> **Task to complete**
Copy the material below word for word, from its first line through the line that contains "ribbon-tab[interactable]: 幻灯片放映 bbox=[306, 0, 395, 23]".

## start Source records

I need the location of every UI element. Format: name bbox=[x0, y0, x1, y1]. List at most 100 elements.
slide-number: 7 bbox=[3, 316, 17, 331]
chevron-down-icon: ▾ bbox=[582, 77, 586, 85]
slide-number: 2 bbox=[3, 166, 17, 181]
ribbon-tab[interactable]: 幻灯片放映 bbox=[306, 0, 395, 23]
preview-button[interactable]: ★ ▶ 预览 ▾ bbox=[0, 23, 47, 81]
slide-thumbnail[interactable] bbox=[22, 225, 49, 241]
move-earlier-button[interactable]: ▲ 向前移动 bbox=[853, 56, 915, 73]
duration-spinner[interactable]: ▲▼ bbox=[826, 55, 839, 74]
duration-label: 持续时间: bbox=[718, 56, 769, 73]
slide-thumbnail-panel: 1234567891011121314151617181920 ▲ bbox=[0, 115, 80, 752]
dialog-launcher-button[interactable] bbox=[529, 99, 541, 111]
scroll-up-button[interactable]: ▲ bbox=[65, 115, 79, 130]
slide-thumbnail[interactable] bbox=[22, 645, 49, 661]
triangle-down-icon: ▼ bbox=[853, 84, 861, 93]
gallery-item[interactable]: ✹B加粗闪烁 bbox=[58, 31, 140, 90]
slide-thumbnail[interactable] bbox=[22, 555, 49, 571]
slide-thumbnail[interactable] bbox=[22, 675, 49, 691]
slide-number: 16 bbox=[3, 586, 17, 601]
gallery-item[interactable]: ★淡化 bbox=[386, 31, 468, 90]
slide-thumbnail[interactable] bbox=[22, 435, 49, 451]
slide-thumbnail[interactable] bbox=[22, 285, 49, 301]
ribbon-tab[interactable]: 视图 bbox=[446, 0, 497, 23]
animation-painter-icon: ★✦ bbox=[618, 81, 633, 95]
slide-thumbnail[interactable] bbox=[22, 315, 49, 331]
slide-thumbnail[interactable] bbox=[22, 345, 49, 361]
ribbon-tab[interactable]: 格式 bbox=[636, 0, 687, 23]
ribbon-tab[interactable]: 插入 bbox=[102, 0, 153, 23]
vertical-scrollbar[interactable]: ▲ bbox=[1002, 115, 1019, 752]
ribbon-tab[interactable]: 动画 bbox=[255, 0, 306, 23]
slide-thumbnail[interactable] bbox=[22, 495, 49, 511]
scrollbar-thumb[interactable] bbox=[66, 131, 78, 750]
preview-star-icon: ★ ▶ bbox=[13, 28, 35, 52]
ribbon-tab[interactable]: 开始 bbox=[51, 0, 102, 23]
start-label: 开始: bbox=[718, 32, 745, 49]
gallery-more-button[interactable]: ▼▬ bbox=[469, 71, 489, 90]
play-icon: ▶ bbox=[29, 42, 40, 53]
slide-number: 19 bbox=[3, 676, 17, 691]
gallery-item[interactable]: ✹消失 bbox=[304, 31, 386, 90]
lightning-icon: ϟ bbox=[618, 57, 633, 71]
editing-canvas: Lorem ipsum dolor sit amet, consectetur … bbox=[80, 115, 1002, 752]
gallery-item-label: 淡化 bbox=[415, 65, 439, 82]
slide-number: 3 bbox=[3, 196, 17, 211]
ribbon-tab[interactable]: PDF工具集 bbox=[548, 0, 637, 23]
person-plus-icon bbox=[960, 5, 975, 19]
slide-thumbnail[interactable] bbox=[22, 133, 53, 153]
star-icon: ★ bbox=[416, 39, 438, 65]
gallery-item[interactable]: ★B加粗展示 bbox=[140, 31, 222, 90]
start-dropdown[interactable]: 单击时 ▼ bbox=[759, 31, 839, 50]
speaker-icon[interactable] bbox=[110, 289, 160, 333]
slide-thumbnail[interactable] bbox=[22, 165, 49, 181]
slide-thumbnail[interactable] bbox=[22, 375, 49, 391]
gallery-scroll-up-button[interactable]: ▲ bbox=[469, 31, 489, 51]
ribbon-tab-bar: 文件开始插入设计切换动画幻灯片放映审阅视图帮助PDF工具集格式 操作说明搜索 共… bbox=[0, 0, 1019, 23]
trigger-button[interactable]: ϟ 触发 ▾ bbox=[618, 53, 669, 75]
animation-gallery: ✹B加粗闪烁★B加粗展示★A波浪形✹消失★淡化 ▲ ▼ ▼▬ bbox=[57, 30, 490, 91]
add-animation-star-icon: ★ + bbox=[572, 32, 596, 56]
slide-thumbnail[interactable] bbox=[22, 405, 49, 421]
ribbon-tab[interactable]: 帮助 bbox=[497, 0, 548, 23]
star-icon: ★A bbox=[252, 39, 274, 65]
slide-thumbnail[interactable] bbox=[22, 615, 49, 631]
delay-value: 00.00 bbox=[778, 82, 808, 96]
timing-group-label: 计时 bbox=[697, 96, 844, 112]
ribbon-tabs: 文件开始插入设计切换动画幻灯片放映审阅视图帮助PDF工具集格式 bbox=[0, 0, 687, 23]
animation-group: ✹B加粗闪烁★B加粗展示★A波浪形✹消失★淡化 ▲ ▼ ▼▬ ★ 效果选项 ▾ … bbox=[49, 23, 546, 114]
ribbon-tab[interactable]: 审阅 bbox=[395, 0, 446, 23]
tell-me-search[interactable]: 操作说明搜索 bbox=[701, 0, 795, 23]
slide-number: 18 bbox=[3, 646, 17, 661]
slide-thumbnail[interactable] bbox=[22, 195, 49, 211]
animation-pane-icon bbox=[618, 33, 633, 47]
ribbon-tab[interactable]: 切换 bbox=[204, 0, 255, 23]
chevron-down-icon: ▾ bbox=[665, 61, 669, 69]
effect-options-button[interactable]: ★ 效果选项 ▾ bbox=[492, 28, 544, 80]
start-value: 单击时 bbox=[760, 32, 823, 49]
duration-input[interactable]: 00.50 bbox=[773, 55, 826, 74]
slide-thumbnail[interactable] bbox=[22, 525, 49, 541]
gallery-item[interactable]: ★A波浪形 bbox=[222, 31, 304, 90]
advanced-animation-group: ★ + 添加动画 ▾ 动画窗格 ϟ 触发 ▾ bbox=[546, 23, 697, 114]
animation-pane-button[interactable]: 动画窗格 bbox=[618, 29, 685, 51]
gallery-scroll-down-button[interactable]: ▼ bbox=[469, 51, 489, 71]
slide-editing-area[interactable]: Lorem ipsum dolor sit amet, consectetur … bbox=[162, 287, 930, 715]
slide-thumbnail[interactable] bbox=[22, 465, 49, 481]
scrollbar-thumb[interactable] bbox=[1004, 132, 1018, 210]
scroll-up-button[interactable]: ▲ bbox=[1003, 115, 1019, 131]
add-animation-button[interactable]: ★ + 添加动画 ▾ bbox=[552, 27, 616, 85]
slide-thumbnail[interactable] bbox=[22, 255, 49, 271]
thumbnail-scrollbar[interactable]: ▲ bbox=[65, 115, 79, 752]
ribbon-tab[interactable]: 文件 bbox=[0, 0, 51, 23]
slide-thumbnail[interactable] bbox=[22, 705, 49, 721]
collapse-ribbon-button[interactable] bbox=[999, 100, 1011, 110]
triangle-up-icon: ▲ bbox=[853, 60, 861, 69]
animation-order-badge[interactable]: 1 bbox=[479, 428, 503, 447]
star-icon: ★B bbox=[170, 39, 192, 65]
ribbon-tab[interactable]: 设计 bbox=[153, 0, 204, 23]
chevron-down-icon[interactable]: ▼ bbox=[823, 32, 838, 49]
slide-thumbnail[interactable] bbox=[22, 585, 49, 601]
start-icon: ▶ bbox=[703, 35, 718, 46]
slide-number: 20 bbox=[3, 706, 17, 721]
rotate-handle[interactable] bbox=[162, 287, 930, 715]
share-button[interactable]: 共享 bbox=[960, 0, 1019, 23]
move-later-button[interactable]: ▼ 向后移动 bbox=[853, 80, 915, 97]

## end Source records

> **Result of this task**
I need the location of every UI element. Format: name bbox=[x0, y0, x1, y1]. List at most 100 elements.
slide-number: 7 bbox=[3, 316, 17, 331]
chevron-down-icon: ▾ bbox=[582, 77, 586, 85]
slide-number: 2 bbox=[3, 166, 17, 181]
ribbon-tab[interactable]: 幻灯片放映 bbox=[306, 0, 395, 23]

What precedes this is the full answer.